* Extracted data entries
___

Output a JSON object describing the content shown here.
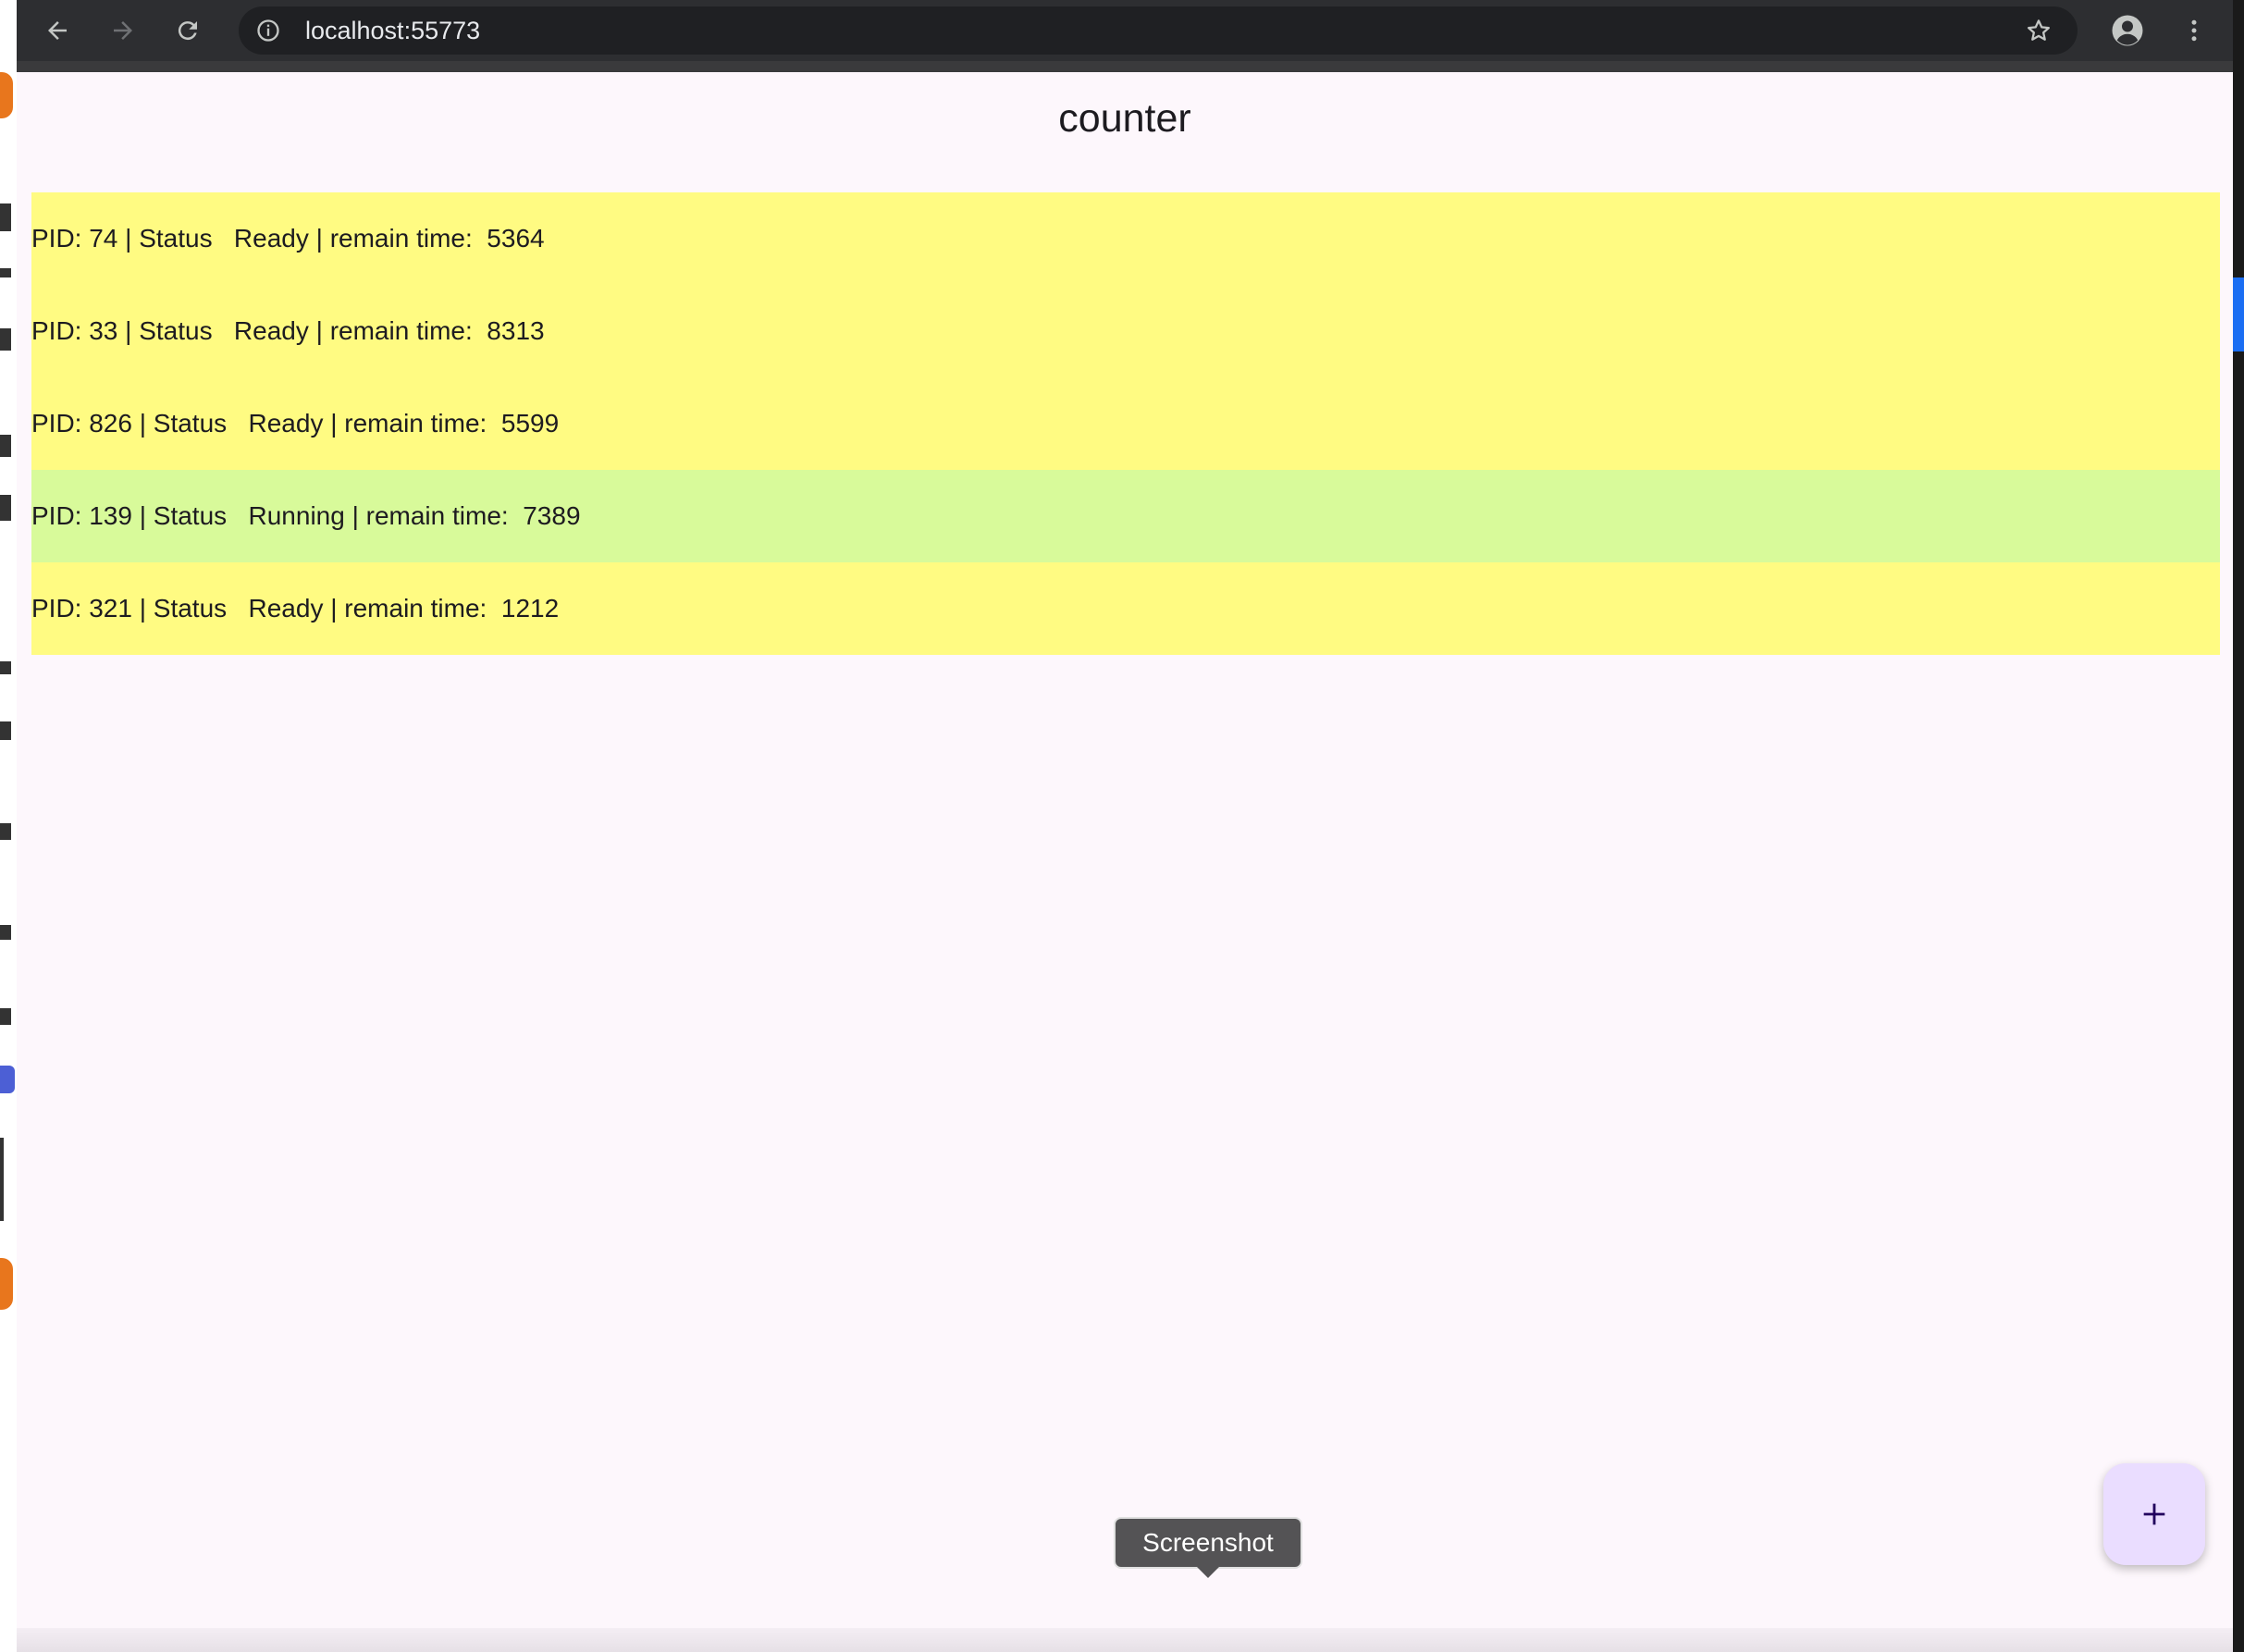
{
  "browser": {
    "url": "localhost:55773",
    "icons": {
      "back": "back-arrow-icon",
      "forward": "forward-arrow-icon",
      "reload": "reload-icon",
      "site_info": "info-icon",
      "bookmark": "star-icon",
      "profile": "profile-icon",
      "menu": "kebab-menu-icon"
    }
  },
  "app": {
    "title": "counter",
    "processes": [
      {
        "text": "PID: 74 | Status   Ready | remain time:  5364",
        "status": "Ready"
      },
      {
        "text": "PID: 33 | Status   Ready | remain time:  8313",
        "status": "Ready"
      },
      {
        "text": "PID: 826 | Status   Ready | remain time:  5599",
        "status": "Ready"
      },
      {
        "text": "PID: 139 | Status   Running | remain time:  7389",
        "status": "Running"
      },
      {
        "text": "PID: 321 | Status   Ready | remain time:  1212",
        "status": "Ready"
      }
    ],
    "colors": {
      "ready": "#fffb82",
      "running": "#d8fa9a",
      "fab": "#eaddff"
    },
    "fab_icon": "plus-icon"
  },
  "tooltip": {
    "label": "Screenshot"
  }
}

___

Strip out the images, then output the records above word for word.

* ANSWER TO THE PROBLEM
Output a JSON object describing the content shown here.
{
  "browser": {
    "url": "localhost:55773",
    "icons": {
      "back": "back-arrow-icon",
      "forward": "forward-arrow-icon",
      "reload": "reload-icon",
      "site_info": "info-icon",
      "bookmark": "star-icon",
      "profile": "profile-icon",
      "menu": "kebab-menu-icon"
    }
  },
  "app": {
    "title": "counter",
    "processes": [
      {
        "text": "PID: 74 | Status   Ready | remain time:  5364",
        "status": "Ready"
      },
      {
        "text": "PID: 33 | Status   Ready | remain time:  8313",
        "status": "Ready"
      },
      {
        "text": "PID: 826 | Status   Ready | remain time:  5599",
        "status": "Ready"
      },
      {
        "text": "PID: 139 | Status   Running | remain time:  7389",
        "status": "Running"
      },
      {
        "text": "PID: 321 | Status   Ready | remain time:  1212",
        "status": "Ready"
      }
    ],
    "colors": {
      "ready": "#fffb82",
      "running": "#d8fa9a",
      "fab": "#eaddff"
    },
    "fab_icon": "plus-icon"
  },
  "tooltip": {
    "label": "Screenshot"
  }
}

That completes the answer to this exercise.